• [RECORDS TO PROCESS]:
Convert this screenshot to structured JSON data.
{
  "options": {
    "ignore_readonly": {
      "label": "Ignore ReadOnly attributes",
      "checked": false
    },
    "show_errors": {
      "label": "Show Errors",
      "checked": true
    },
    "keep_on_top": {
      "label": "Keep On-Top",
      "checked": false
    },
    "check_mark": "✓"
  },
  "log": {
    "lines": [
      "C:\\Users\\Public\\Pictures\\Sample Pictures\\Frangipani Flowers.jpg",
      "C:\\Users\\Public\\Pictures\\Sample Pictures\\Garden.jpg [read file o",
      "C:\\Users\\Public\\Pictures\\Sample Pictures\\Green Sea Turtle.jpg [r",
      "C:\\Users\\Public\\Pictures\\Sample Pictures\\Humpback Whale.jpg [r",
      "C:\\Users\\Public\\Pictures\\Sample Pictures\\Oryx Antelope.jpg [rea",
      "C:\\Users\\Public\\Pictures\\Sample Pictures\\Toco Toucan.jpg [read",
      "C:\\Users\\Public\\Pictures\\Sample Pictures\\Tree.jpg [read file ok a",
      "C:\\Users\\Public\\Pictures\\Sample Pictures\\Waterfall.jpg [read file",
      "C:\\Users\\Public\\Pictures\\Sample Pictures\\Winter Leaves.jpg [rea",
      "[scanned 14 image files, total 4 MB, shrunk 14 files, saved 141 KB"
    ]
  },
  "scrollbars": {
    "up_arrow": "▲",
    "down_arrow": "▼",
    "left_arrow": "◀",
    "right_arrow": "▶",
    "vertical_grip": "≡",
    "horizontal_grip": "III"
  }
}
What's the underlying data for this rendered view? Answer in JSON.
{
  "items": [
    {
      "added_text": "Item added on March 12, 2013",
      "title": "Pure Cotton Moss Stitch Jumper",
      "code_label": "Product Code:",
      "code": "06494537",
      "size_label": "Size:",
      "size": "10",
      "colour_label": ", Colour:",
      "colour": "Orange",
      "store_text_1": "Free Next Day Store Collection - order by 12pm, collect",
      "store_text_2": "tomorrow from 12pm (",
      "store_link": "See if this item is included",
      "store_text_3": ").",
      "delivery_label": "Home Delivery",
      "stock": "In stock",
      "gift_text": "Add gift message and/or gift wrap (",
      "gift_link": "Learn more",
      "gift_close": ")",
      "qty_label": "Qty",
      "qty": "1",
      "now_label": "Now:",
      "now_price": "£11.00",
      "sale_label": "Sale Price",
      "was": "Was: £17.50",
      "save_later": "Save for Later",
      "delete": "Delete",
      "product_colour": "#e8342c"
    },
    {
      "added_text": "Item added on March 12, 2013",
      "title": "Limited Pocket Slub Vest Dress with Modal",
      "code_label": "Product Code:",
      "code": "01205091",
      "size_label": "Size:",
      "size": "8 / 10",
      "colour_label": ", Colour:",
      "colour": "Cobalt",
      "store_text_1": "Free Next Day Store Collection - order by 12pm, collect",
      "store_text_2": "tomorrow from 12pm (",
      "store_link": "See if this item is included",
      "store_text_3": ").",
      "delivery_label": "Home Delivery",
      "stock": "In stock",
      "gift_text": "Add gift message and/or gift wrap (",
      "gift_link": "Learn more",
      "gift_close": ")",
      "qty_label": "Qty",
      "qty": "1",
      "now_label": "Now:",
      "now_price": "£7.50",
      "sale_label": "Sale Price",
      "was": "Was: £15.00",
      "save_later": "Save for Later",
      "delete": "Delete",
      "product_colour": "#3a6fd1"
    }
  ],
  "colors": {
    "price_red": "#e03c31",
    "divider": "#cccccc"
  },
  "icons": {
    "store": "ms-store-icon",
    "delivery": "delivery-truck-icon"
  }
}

• [EXERCISE DESCRIPTION]:
Repeat the material above in full, quoting it exactly.

• [SOLVED EXERCISE]:
Convert this screenshot to structured JSON data.
{
  "options": {
    "ignore_readonly": {
      "label": "Ignore ReadOnly attributes",
      "checked": false
    },
    "show_errors": {
      "label": "Show Errors",
      "checked": true
    },
    "keep_on_top": {
      "label": "Keep On-Top",
      "checked": false
    },
    "check_mark": "✓"
  },
  "log": {
    "lines": [
      "C:\\Users\\Public\\Pictures\\Sample Pictures\\Frangipani Flowers.jpg",
      "C:\\Users\\Public\\Pictures\\Sample Pictures\\Garden.jpg [read file o",
      "C:\\Users\\Public\\Pictures\\Sample Pictures\\Green Sea Turtle.jpg [r",
      "C:\\Users\\Public\\Pictures\\Sample Pictures\\Humpback Whale.jpg [r",
      "C:\\Users\\Public\\Pictures\\Sample Pictures\\Oryx Antelope.jpg [rea",
      "C:\\Users\\Public\\Pictures\\Sample Pictures\\Toco Toucan.jpg [read",
      "C:\\Users\\Public\\Pictures\\Sample Pictures\\Tree.jpg [read file ok a",
      "C:\\Users\\Public\\Pictures\\Sample Pictures\\Waterfall.jpg [read file",
      "C:\\Users\\Public\\Pictures\\Sample Pictures\\Winter Leaves.jpg [rea",
      "[scanned 14 image files, total 4 MB, shrunk 14 files, saved 141 KB"
    ]
  },
  "scrollbars": {
    "up_arrow": "▲",
    "down_arrow": "▼",
    "left_arrow": "◀",
    "right_arrow": "▶",
    "vertical_grip": "≡",
    "horizontal_grip": "III"
  }
}
What's the underlying data for this rendered view? Answer in JSON.
{
  "items": [
    {
      "added_text": "Item added on March 12, 2013",
      "title": "Pure Cotton Moss Stitch Jumper",
      "code_label": "Product Code:",
      "code": "06494537",
      "size_label": "Size:",
      "size": "10",
      "colour_label": ", Colour:",
      "colour": "Orange",
      "store_text_1": "Free Next Day Store Collection - order by 12pm, collect",
      "store_text_2": "tomorrow from 12pm (",
      "store_link": "See if this item is included",
      "store_text_3": ").",
      "delivery_label": "Home Delivery",
      "stock": "In stock",
      "gift_text": "Add gift message and/or gift wrap (",
      "gift_link": "Learn more",
      "gift_close": ")",
      "qty_label": "Qty",
      "qty": "1",
      "now_label": "Now:",
      "now_price": "£11.00",
      "sale_label": "Sale Price",
      "was": "Was: £17.50",
      "save_later": "Save for Later",
      "delete": "Delete",
      "product_colour": "#e8342c"
    },
    {
      "added_text": "Item added on March 12, 2013",
      "title": "Limited Pocket Slub Vest Dress with Modal",
      "code_label": "Product Code:",
      "code": "01205091",
      "size_label": "Size:",
      "size": "8 / 10",
      "colour_label": ", Colour:",
      "colour": "Cobalt",
      "store_text_1": "Free Next Day Store Collection - order by 12pm, collect",
      "store_text_2": "tomorrow from 12pm (",
      "store_link": "See if this item is included",
      "store_text_3": ").",
      "delivery_label": "Home Delivery",
      "stock": "In stock",
      "gift_text": "Add gift message and/or gift wrap (",
      "gift_link": "Learn more",
      "gift_close": ")",
      "qty_label": "Qty",
      "qty": "1",
      "now_label": "Now:",
      "now_price": "£7.50",
      "sale_label": "Sale Price",
      "was": "Was: £15.00",
      "save_later": "Save for Later",
      "delete": "Delete",
      "product_colour": "#3a6fd1"
    }
  ],
  "colors": {
    "price_red": "#e03c31",
    "divider": "#cccccc"
  },
  "icons": {
    "store": "ms-store-icon",
    "delivery": "delivery-truck-icon"
  }
}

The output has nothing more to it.